(Dataset records)
>> begin
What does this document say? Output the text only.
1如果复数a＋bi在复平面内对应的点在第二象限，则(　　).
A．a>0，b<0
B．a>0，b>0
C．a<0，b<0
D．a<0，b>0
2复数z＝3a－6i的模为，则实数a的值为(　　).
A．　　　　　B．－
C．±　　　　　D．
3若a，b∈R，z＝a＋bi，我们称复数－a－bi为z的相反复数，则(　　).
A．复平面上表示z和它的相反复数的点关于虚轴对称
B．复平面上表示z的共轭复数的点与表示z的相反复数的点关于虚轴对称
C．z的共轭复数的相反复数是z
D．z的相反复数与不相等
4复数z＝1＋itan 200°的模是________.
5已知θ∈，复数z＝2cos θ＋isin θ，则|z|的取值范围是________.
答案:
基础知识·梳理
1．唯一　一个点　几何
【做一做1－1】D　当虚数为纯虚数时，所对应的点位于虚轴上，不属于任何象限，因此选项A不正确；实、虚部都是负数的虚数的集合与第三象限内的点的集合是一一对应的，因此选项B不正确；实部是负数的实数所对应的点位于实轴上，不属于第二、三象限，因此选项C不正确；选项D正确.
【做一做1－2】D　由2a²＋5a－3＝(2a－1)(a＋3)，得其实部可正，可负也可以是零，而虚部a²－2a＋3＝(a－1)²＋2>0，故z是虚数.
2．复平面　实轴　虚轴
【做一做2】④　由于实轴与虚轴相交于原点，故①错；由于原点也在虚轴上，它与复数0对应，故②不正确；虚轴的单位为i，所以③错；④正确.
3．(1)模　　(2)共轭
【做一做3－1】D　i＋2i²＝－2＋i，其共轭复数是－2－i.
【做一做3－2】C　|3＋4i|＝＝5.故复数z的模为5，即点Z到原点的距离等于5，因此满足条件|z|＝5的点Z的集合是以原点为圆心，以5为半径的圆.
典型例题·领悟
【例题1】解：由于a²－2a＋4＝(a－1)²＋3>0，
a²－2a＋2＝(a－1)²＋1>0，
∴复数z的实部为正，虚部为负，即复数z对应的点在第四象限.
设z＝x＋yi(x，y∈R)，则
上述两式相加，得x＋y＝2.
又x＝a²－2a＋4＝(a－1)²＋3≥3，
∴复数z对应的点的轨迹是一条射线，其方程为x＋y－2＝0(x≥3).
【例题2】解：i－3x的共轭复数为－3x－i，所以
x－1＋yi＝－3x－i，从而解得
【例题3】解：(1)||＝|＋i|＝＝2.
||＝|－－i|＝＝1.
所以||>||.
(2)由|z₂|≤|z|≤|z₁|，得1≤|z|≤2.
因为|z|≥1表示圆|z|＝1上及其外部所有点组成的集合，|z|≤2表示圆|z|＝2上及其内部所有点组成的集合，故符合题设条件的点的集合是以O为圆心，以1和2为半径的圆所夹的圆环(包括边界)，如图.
>> end
## Written request
Set down the material above again, word for word.

## Final result
What does this document say? Output the text only.
1如果复数a＋bi在复平面内对应的点在第二象限，则(　　).
A．a>0，b<0
B．a>0，b>0
C．a<0，b<0
D．a<0，b>0
2复数z＝3a－6i的模为，则实数a的值为(　　).
A．　　　　　B．－
C．±　　　　　D．
3若a，b∈R，z＝a＋bi，我们称复数－a－bi为z的相反复数，则(　　).
A．复平面上表示z和它的相反复数的点关于虚轴对称
B．复平面上表示z的共轭复数的点与表示z的相反复数的点关于虚轴对称
C．z的共轭复数的相反复数是z
D．z的相反复数与不相等
4复数z＝1＋itan 200°的模是________.
5已知θ∈，复数z＝2cos θ＋isin θ，则|z|的取值范围是________.
答案:
基础知识·梳理
1．唯一　一个点　几何
【做一做1－1】D　当虚数为纯虚数时，所对应的点位于虚轴上，不属于任何象限，因此选项A不正确；实、虚部都是负数的虚数的集合与第三象限内的点的集合是一一对应的，因此选项B不正确；实部是负数的实数所对应的点位于实轴上，不属于第二、三象限，因此选项C不正确；选项D正确.
【做一做1－2】D　由2a²＋5a－3＝(2a－1)(a＋3)，得其实部可正，可负也可以是零，而虚部a²－2a＋3＝(a－1)²＋2>0，故z是虚数.
2．复平面　实轴　虚轴
【做一做2】④　由于实轴与虚轴相交于原点，故①错；由于原点也在虚轴上，它与复数0对应，故②不正确；虚轴的单位为i，所以③错；④正确.
3．(1)模　　(2)共轭
【做一做3－1】D　i＋2i²＝－2＋i，其共轭复数是－2－i.
【做一做3－2】C　|3＋4i|＝＝5.故复数z的模为5，即点Z到原点的距离等于5，因此满足条件|z|＝5的点Z的集合是以原点为圆心，以5为半径的圆.
典型例题·领悟
【例题1】解：由于a²－2a＋4＝(a－1)²＋3>0，
a²－2a＋2＝(a－1)²＋1>0，
∴复数z的实部为正，虚部为负，即复数z对应的点在第四象限.
设z＝x＋yi(x，y∈R)，则
上述两式相加，得x＋y＝2.
又x＝a²－2a＋4＝(a－1)²＋3≥3，
∴复数z对应的点的轨迹是一条射线，其方程为x＋y－2＝0(x≥3).
【例题2】解：i－3x的共轭复数为－3x－i，所以
x－1＋yi＝－3x－i，从而解得
【例题3】解：(1)||＝|＋i|＝＝2.
||＝|－－i|＝＝1.
所以||>||.
(2)由|z₂|≤|z|≤|z₁|，得1≤|z|≤2.
因为|z|≥1表示圆|z|＝1上及其外部所有点组成的集合，|z|≤2表示圆|z|＝2上及其内部所有点组成的集合，故符合题设条件的点的集合是以O为圆心，以1和2为半径的圆所夹的圆环(包括边界)，如图.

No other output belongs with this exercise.